> Input records:
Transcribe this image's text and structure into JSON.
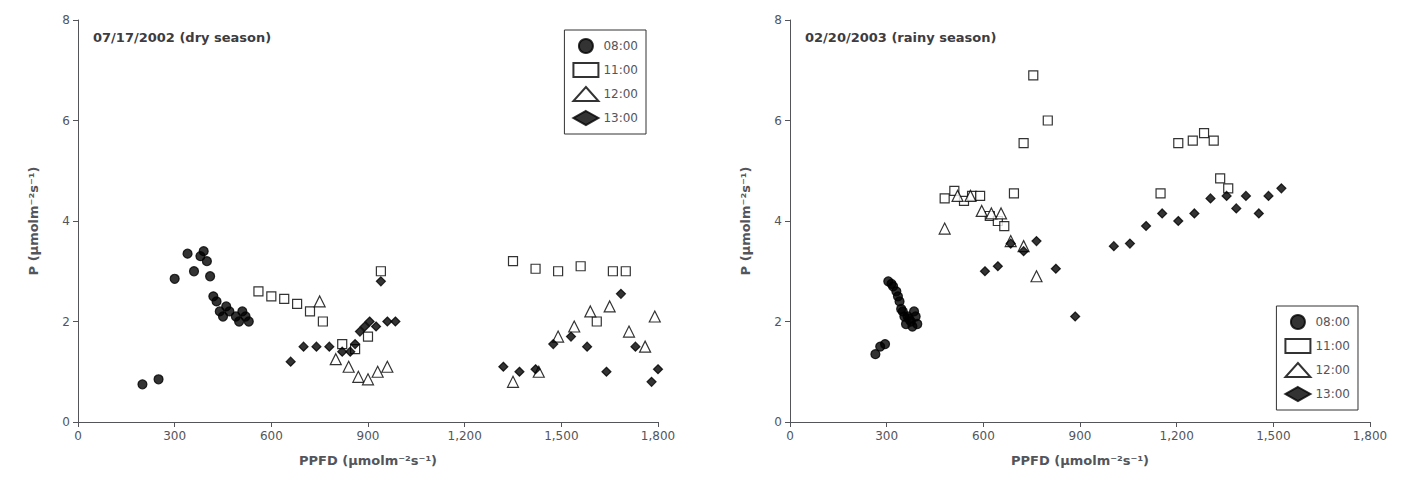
{
  "chart_data": [
    {
      "type": "scatter",
      "title": "07/17/2002 (dry season)",
      "xlabel": "PPFD (μmolm⁻²s⁻¹)",
      "ylabel": "P (μmolm⁻²s⁻¹)",
      "xlim": [
        0,
        1800
      ],
      "ylim": [
        0,
        8
      ],
      "xticks": [
        0,
        300,
        600,
        900,
        1200,
        1500,
        1800
      ],
      "yticks": [
        0,
        2,
        4,
        6,
        8
      ],
      "grid": false,
      "legend": "upper right",
      "series": [
        {
          "name": "08:00",
          "color": "black",
          "marker": "circle",
          "x": [
            200,
            250,
            300,
            340,
            360,
            380,
            390,
            400,
            410,
            420,
            430,
            440,
            450,
            460,
            470,
            490,
            500,
            510,
            520,
            530
          ],
          "values": [
            0.75,
            0.85,
            2.85,
            3.35,
            3.0,
            3.3,
            3.4,
            3.2,
            2.9,
            2.5,
            2.4,
            2.2,
            2.1,
            2.3,
            2.2,
            2.1,
            2.0,
            2.2,
            2.1,
            2.0
          ]
        },
        {
          "name": "11:00",
          "color": "black",
          "marker": "square-open",
          "x": [
            560,
            600,
            640,
            680,
            720,
            760,
            820,
            860,
            900,
            940,
            1350,
            1420,
            1490,
            1560,
            1610,
            1660,
            1700
          ],
          "values": [
            2.6,
            2.5,
            2.45,
            2.35,
            2.2,
            2.0,
            1.55,
            1.45,
            1.7,
            3.0,
            3.2,
            3.05,
            3.0,
            3.1,
            2.0,
            3.0,
            3.0
          ]
        },
        {
          "name": "12:00",
          "color": "black",
          "marker": "triangle-open",
          "x": [
            750,
            800,
            840,
            870,
            900,
            930,
            960,
            1350,
            1430,
            1490,
            1540,
            1590,
            1650,
            1710,
            1760,
            1790
          ],
          "values": [
            2.4,
            1.25,
            1.1,
            0.9,
            0.85,
            1.0,
            1.1,
            0.8,
            1.0,
            1.7,
            1.9,
            2.2,
            2.3,
            1.8,
            1.5,
            2.1
          ]
        },
        {
          "name": "13:00",
          "color": "black",
          "marker": "diamond",
          "x": [
            660,
            700,
            740,
            780,
            820,
            845,
            860,
            875,
            890,
            905,
            925,
            940,
            960,
            985,
            1320,
            1370,
            1420,
            1475,
            1530,
            1580,
            1640,
            1685,
            1730,
            1780,
            1800
          ],
          "values": [
            1.2,
            1.5,
            1.5,
            1.5,
            1.4,
            1.4,
            1.55,
            1.8,
            1.9,
            2.0,
            1.9,
            2.8,
            2.0,
            2.0,
            1.1,
            1.0,
            1.05,
            1.55,
            1.7,
            1.5,
            1.0,
            2.55,
            1.5,
            0.8,
            1.05
          ]
        }
      ]
    },
    {
      "type": "scatter",
      "title": "02/20/2003 (rainy season)",
      "xlabel": "PPFD (μmolm⁻²s⁻¹)",
      "ylabel": "P (μmolm⁻²s⁻¹)",
      "xlim": [
        0,
        1800
      ],
      "ylim": [
        0,
        8
      ],
      "xticks": [
        0,
        300,
        600,
        900,
        1200,
        1500,
        1800
      ],
      "yticks": [
        0,
        2,
        4,
        6,
        8
      ],
      "grid": false,
      "legend": "lower right",
      "series": [
        {
          "name": "08:00",
          "color": "black",
          "marker": "circle",
          "x": [
            265,
            280,
            295,
            305,
            315,
            320,
            330,
            335,
            340,
            345,
            350,
            355,
            360,
            365,
            370,
            375,
            380,
            385,
            390,
            395
          ],
          "values": [
            1.35,
            1.5,
            1.55,
            2.8,
            2.75,
            2.7,
            2.6,
            2.5,
            2.4,
            2.25,
            2.2,
            2.1,
            1.95,
            2.1,
            2.05,
            2.0,
            1.9,
            2.2,
            2.1,
            1.95
          ]
        },
        {
          "name": "11:00",
          "color": "black",
          "marker": "square-open",
          "x": [
            480,
            510,
            540,
            565,
            590,
            620,
            645,
            665,
            695,
            725,
            755,
            800,
            1150,
            1205,
            1250,
            1285,
            1315,
            1335,
            1360
          ],
          "values": [
            4.45,
            4.6,
            4.4,
            4.5,
            4.5,
            4.1,
            4.0,
            3.9,
            4.55,
            5.55,
            6.9,
            6.0,
            4.55,
            5.55,
            5.6,
            5.75,
            5.6,
            4.85,
            4.65
          ]
        },
        {
          "name": "12:00",
          "color": "black",
          "marker": "triangle-open",
          "x": [
            480,
            520,
            560,
            595,
            625,
            655,
            685,
            725,
            765
          ],
          "values": [
            3.85,
            4.5,
            4.5,
            4.2,
            4.15,
            4.15,
            3.6,
            3.5,
            2.9
          ]
        },
        {
          "name": "13:00",
          "color": "black",
          "marker": "diamond",
          "x": [
            605,
            645,
            685,
            725,
            765,
            825,
            885,
            1005,
            1055,
            1105,
            1155,
            1205,
            1255,
            1305,
            1355,
            1385,
            1415,
            1455,
            1485,
            1525
          ],
          "values": [
            3.0,
            3.1,
            3.55,
            3.4,
            3.6,
            3.05,
            2.1,
            3.5,
            3.55,
            3.9,
            4.15,
            4.0,
            4.15,
            4.45,
            4.5,
            4.25,
            4.5,
            4.15,
            4.5,
            4.65
          ]
        }
      ]
    }
  ]
}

> Prompt: Omit every picture while copying the listing above exactly.

> Result of this exercise:
Transcribe this image's text and structure into JSON.
{
  "chart_data": [
    {
      "type": "scatter",
      "title": "07/17/2002 (dry season)",
      "xlabel": "PPFD (μmolm⁻²s⁻¹)",
      "ylabel": "P (μmolm⁻²s⁻¹)",
      "xlim": [
        0,
        1800
      ],
      "ylim": [
        0,
        8
      ],
      "xticks": [
        0,
        300,
        600,
        900,
        1200,
        1500,
        1800
      ],
      "yticks": [
        0,
        2,
        4,
        6,
        8
      ],
      "grid": false,
      "legend": "upper right",
      "series": [
        {
          "name": "08:00",
          "color": "black",
          "marker": "circle",
          "x": [
            200,
            250,
            300,
            340,
            360,
            380,
            390,
            400,
            410,
            420,
            430,
            440,
            450,
            460,
            470,
            490,
            500,
            510,
            520,
            530
          ],
          "values": [
            0.75,
            0.85,
            2.85,
            3.35,
            3.0,
            3.3,
            3.4,
            3.2,
            2.9,
            2.5,
            2.4,
            2.2,
            2.1,
            2.3,
            2.2,
            2.1,
            2.0,
            2.2,
            2.1,
            2.0
          ]
        },
        {
          "name": "11:00",
          "color": "black",
          "marker": "square-open",
          "x": [
            560,
            600,
            640,
            680,
            720,
            760,
            820,
            860,
            900,
            940,
            1350,
            1420,
            1490,
            1560,
            1610,
            1660,
            1700
          ],
          "values": [
            2.6,
            2.5,
            2.45,
            2.35,
            2.2,
            2.0,
            1.55,
            1.45,
            1.7,
            3.0,
            3.2,
            3.05,
            3.0,
            3.1,
            2.0,
            3.0,
            3.0
          ]
        },
        {
          "name": "12:00",
          "color": "black",
          "marker": "triangle-open",
          "x": [
            750,
            800,
            840,
            870,
            900,
            930,
            960,
            1350,
            1430,
            1490,
            1540,
            1590,
            1650,
            1710,
            1760,
            1790
          ],
          "values": [
            2.4,
            1.25,
            1.1,
            0.9,
            0.85,
            1.0,
            1.1,
            0.8,
            1.0,
            1.7,
            1.9,
            2.2,
            2.3,
            1.8,
            1.5,
            2.1
          ]
        },
        {
          "name": "13:00",
          "color": "black",
          "marker": "diamond",
          "x": [
            660,
            700,
            740,
            780,
            820,
            845,
            860,
            875,
            890,
            905,
            925,
            940,
            960,
            985,
            1320,
            1370,
            1420,
            1475,
            1530,
            1580,
            1640,
            1685,
            1730,
            1780,
            1800
          ],
          "values": [
            1.2,
            1.5,
            1.5,
            1.5,
            1.4,
            1.4,
            1.55,
            1.8,
            1.9,
            2.0,
            1.9,
            2.8,
            2.0,
            2.0,
            1.1,
            1.0,
            1.05,
            1.55,
            1.7,
            1.5,
            1.0,
            2.55,
            1.5,
            0.8,
            1.05
          ]
        }
      ]
    },
    {
      "type": "scatter",
      "title": "02/20/2003 (rainy season)",
      "xlabel": "PPFD (μmolm⁻²s⁻¹)",
      "ylabel": "P (μmolm⁻²s⁻¹)",
      "xlim": [
        0,
        1800
      ],
      "ylim": [
        0,
        8
      ],
      "xticks": [
        0,
        300,
        600,
        900,
        1200,
        1500,
        1800
      ],
      "yticks": [
        0,
        2,
        4,
        6,
        8
      ],
      "grid": false,
      "legend": "lower right",
      "series": [
        {
          "name": "08:00",
          "color": "black",
          "marker": "circle",
          "x": [
            265,
            280,
            295,
            305,
            315,
            320,
            330,
            335,
            340,
            345,
            350,
            355,
            360,
            365,
            370,
            375,
            380,
            385,
            390,
            395
          ],
          "values": [
            1.35,
            1.5,
            1.55,
            2.8,
            2.75,
            2.7,
            2.6,
            2.5,
            2.4,
            2.25,
            2.2,
            2.1,
            1.95,
            2.1,
            2.05,
            2.0,
            1.9,
            2.2,
            2.1,
            1.95
          ]
        },
        {
          "name": "11:00",
          "color": "black",
          "marker": "square-open",
          "x": [
            480,
            510,
            540,
            565,
            590,
            620,
            645,
            665,
            695,
            725,
            755,
            800,
            1150,
            1205,
            1250,
            1285,
            1315,
            1335,
            1360
          ],
          "values": [
            4.45,
            4.6,
            4.4,
            4.5,
            4.5,
            4.1,
            4.0,
            3.9,
            4.55,
            5.55,
            6.9,
            6.0,
            4.55,
            5.55,
            5.6,
            5.75,
            5.6,
            4.85,
            4.65
          ]
        },
        {
          "name": "12:00",
          "color": "black",
          "marker": "triangle-open",
          "x": [
            480,
            520,
            560,
            595,
            625,
            655,
            685,
            725,
            765
          ],
          "values": [
            3.85,
            4.5,
            4.5,
            4.2,
            4.15,
            4.15,
            3.6,
            3.5,
            2.9
          ]
        },
        {
          "name": "13:00",
          "color": "black",
          "marker": "diamond",
          "x": [
            605,
            645,
            685,
            725,
            765,
            825,
            885,
            1005,
            1055,
            1105,
            1155,
            1205,
            1255,
            1305,
            1355,
            1385,
            1415,
            1455,
            1485,
            1525
          ],
          "values": [
            3.0,
            3.1,
            3.55,
            3.4,
            3.6,
            3.05,
            2.1,
            3.5,
            3.55,
            3.9,
            4.15,
            4.0,
            4.15,
            4.45,
            4.5,
            4.25,
            4.5,
            4.15,
            4.5,
            4.65
          ]
        }
      ]
    }
  ]
}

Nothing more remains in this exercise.